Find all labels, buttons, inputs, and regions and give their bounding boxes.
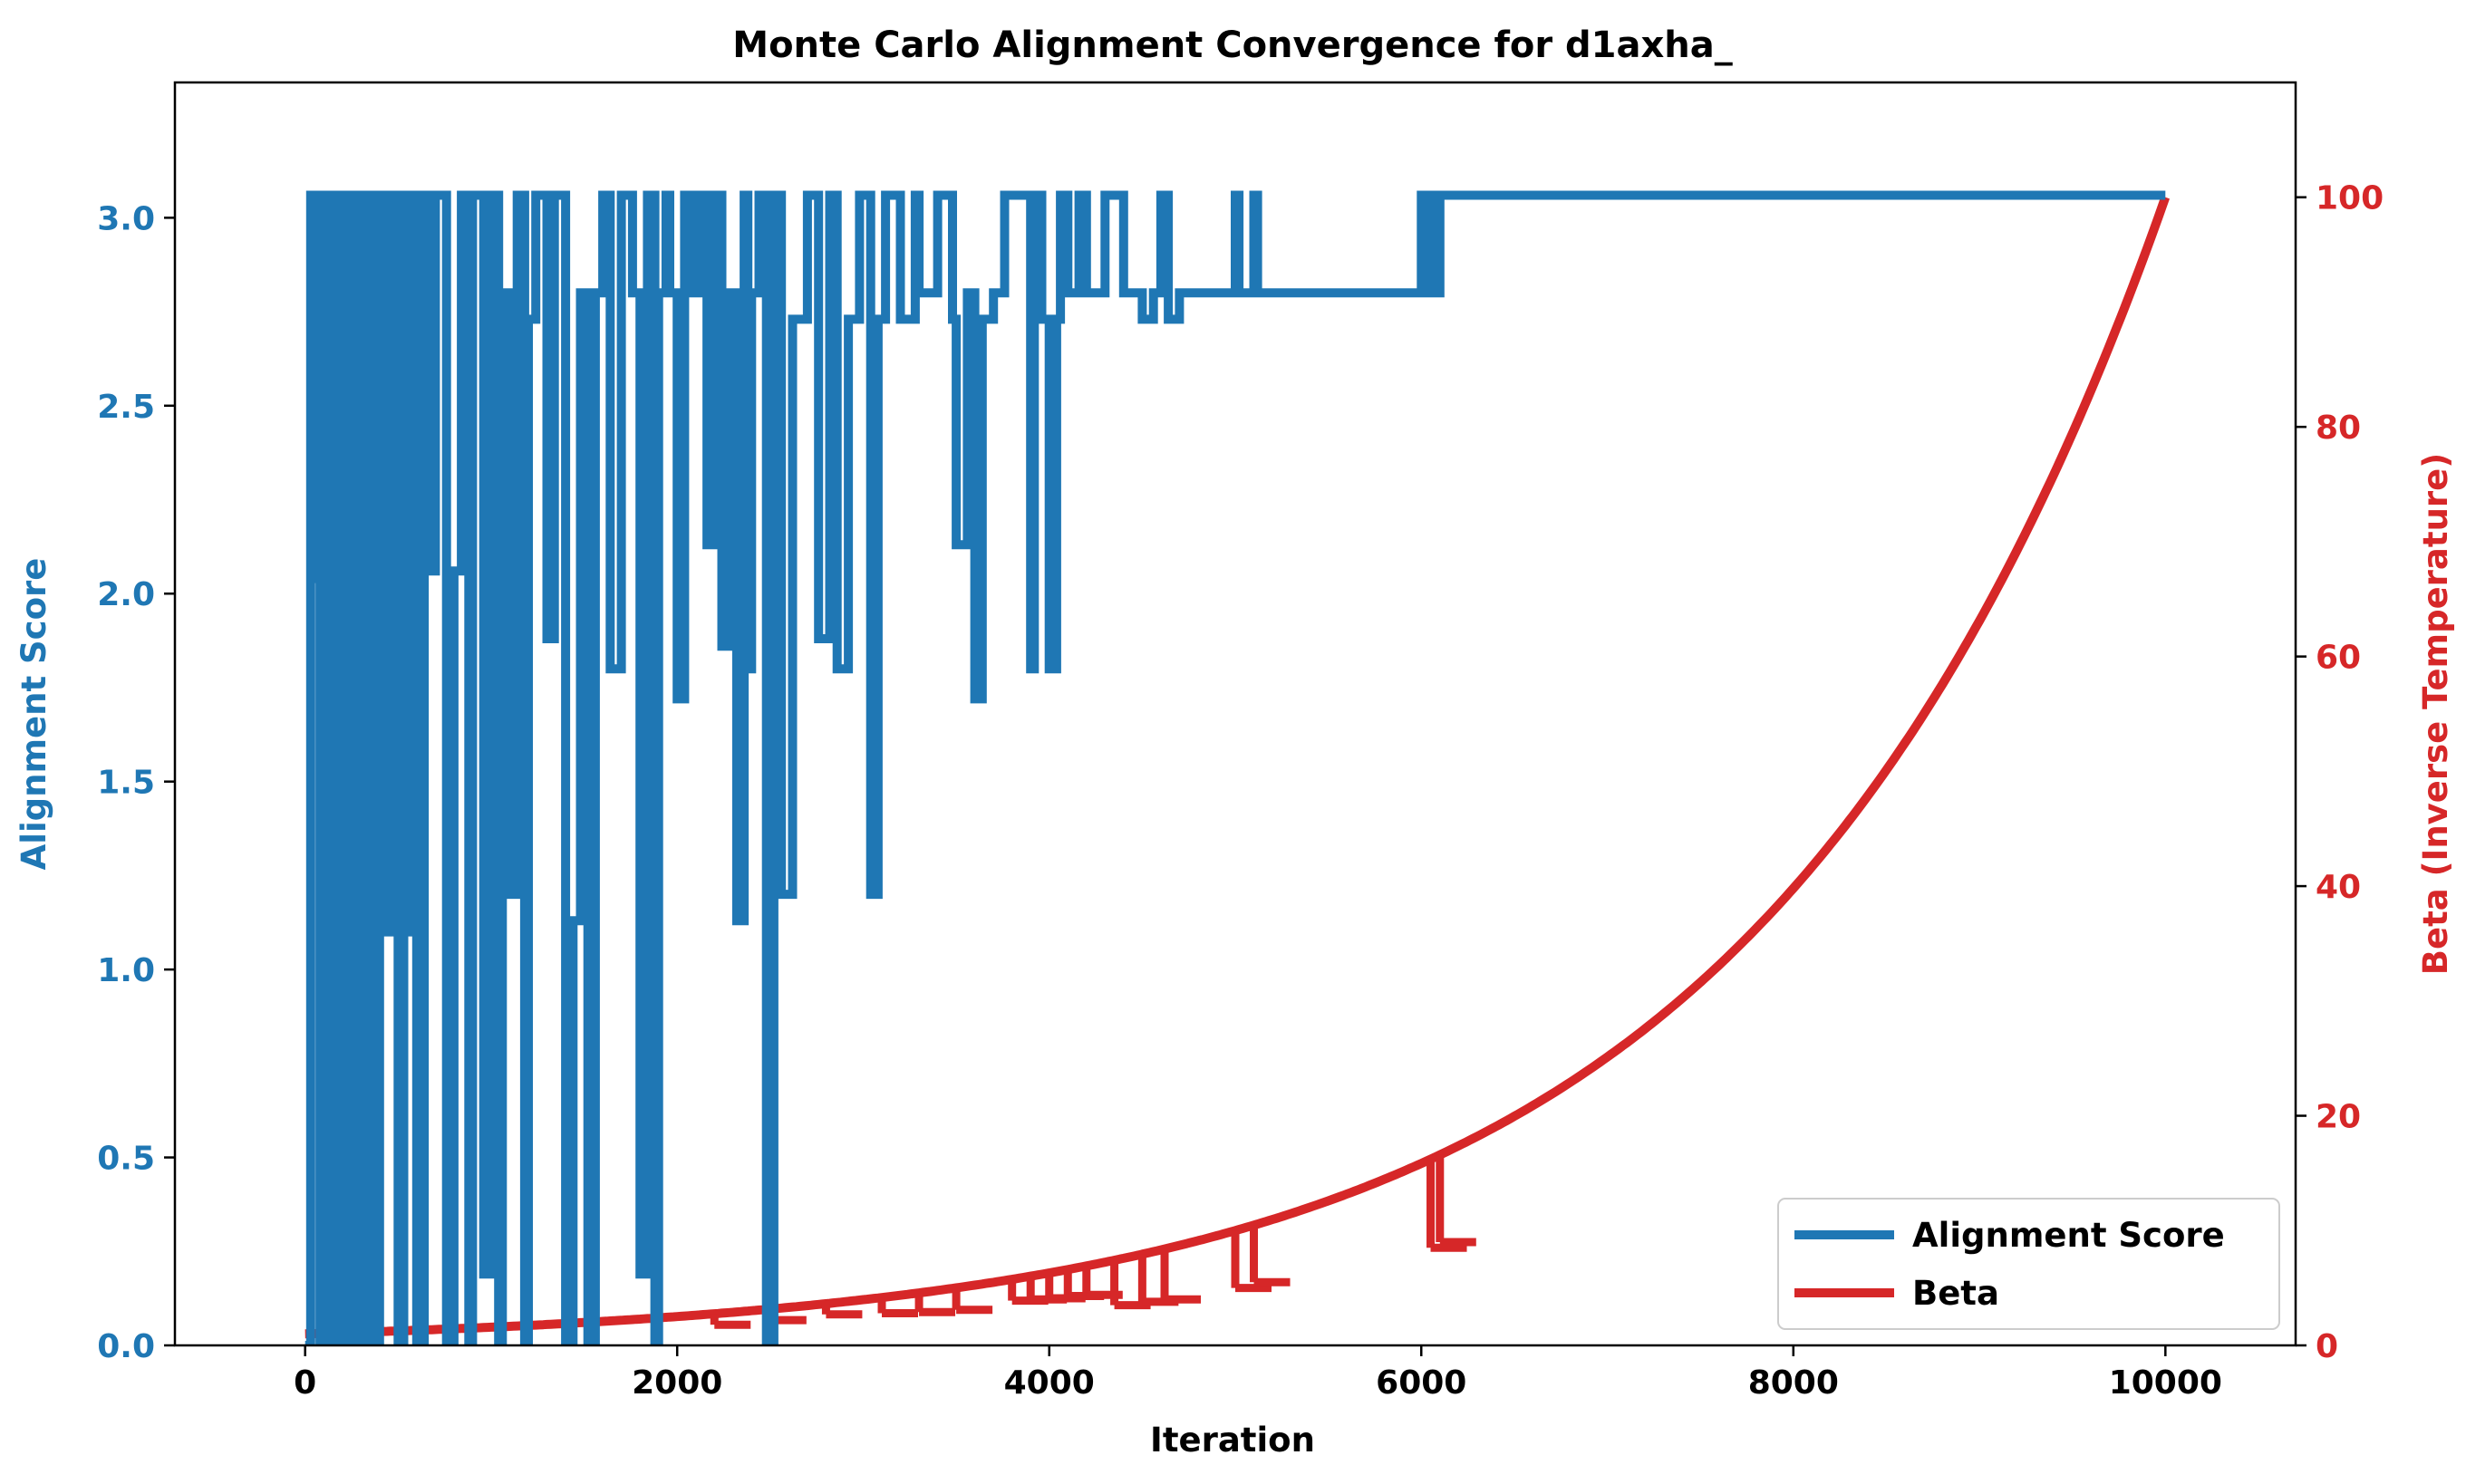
y-axis-right-label: Beta (Inverse Temperature) <box>2416 453 2455 975</box>
legend-label-beta: Beta <box>1912 1274 1999 1313</box>
x-axis: 0 2000 4000 6000 8000 10000 <box>294 1345 2222 1402</box>
y-left-tick-label: 1.0 <box>97 952 155 989</box>
y-left-tick-label: 2.0 <box>97 576 155 613</box>
y-axis-left: 0.0 0.5 1.0 1.5 2.0 2.5 3.0 <box>97 200 175 1365</box>
x-axis-label: Iteration <box>1150 1421 1315 1460</box>
beta-series-layer <box>304 196 2171 1339</box>
y-right-tick-label: 80 <box>2316 410 2361 447</box>
legend: Alignment Score Beta <box>1777 1198 2280 1330</box>
y-right-tick-label: 40 <box>2316 869 2361 906</box>
score-series-layer <box>305 190 2166 1345</box>
y-right-tick-label: 60 <box>2316 640 2361 677</box>
x-tick-label: 6000 <box>1376 1364 1466 1402</box>
y-left-tick-label: 0.0 <box>97 1328 155 1365</box>
y-axis-right: 0 20 40 60 80 100 <box>2296 180 2384 1365</box>
legend-box <box>1777 1198 2280 1330</box>
y-left-tick-label: 3.0 <box>97 200 155 237</box>
plot-frame <box>173 81 2297 1347</box>
y-left-tick-label: 2.5 <box>97 389 155 426</box>
y-axis-left-label: Alignment Score <box>15 558 53 871</box>
y-left-tick-label: 0.5 <box>97 1141 155 1178</box>
y-right-tick-label: 0 <box>2316 1328 2338 1365</box>
y-left-tick-label: 1.5 <box>97 765 155 802</box>
score-line <box>305 190 2166 1345</box>
x-tick-label: 2000 <box>632 1364 722 1402</box>
chart-title: Monte Carlo Alignment Convergence for d1… <box>732 24 1732 66</box>
x-tick-label: 4000 <box>1004 1364 1095 1402</box>
legend-label-score: Alignment Score <box>1912 1216 2225 1255</box>
x-tick-label: 8000 <box>1748 1364 1839 1402</box>
x-tick-label: 0 <box>294 1364 316 1402</box>
x-tick-label: 10000 <box>2109 1364 2222 1402</box>
y-right-tick-label: 20 <box>2316 1099 2361 1136</box>
y-right-tick-label: 100 <box>2316 180 2384 217</box>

■ AIM ■
Arrange the lines above as a Markdown table with two columns, "No." for the row number and "Line" for the line itself, leaving out blank lines and any pictures.

■ RESULT ■
| No. | Line |
|---|---|
| 1 | Find all labels, buttons, inputs, and regions and give their bounding boxes. |
| 2 | y-axis-right-label: Beta (Inverse Temperature) <box>2416 453 2455 975</box> |
| 3 | legend-label-beta: Beta <box>1912 1274 1999 1313</box> |
| 4 | x-axis: 0 2000 4000 6000 8000 10000 <box>294 1345 2222 1402</box> |
| 5 | y-left-tick-label: 1.0 <box>97 952 155 989</box> |
| 6 | y-left-tick-label: 2.0 <box>97 576 155 613</box> |
| 7 | y-axis-left: 0.0 0.5 1.0 1.5 2.0 2.5 3.0 <box>97 200 175 1365</box> |
| 8 | x-axis-label: Iteration <box>1150 1421 1315 1460</box> |
| 9 | beta-series-layer <box>304 196 2171 1339</box> |
| 10 | y-right-tick-label: 80 <box>2316 410 2361 447</box> |
| 11 | legend: Alignment Score Beta <box>1777 1198 2280 1330</box> |
| 12 | y-right-tick-label: 40 <box>2316 869 2361 906</box> |
| 13 | score-series-layer <box>305 190 2166 1345</box> |
| 14 | y-right-tick-label: 60 <box>2316 640 2361 677</box> |
| 15 | x-tick-label: 6000 <box>1376 1364 1466 1402</box> |
| 16 | y-left-tick-label: 0.0 <box>97 1328 155 1365</box> |
| 17 | y-axis-right: 0 20 40 60 80 100 <box>2296 180 2384 1365</box> |
| 18 | legend-box <box>1777 1198 2280 1330</box> |
| 19 | y-left-tick-label: 3.0 <box>97 200 155 237</box> |
| 20 | plot-frame <box>173 81 2297 1347</box> |
| 21 | y-left-tick-label: 2.5 <box>97 389 155 426</box> |
| 22 | y-axis-left-label: Alignment Score <box>15 558 53 871</box> |
| 23 | y-left-tick-label: 0.5 <box>97 1141 155 1178</box> |
| 24 | y-right-tick-label: 0 <box>2316 1328 2338 1365</box> |
| 25 | y-left-tick-label: 1.5 <box>97 765 155 802</box> |
| 26 | score-line <box>305 190 2166 1345</box> |
| 27 | x-tick-label: 2000 <box>632 1364 722 1402</box> |
| 28 | chart-title: Monte Carlo Alignment Convergence for d1… <box>732 24 1732 66</box> |
| 29 | x-tick-label: 4000 <box>1004 1364 1095 1402</box> |
| 30 | legend-label-score: Alignment Score <box>1912 1216 2225 1255</box> |
| 31 | x-tick-label: 8000 <box>1748 1364 1839 1402</box> |
| 32 | x-tick-label: 0 <box>294 1364 316 1402</box> |
| 33 | x-tick-label: 10000 <box>2109 1364 2222 1402</box> |
| 34 | y-right-tick-label: 20 <box>2316 1099 2361 1136</box> |
| 35 | y-right-tick-label: 100 <box>2316 180 2384 217</box> |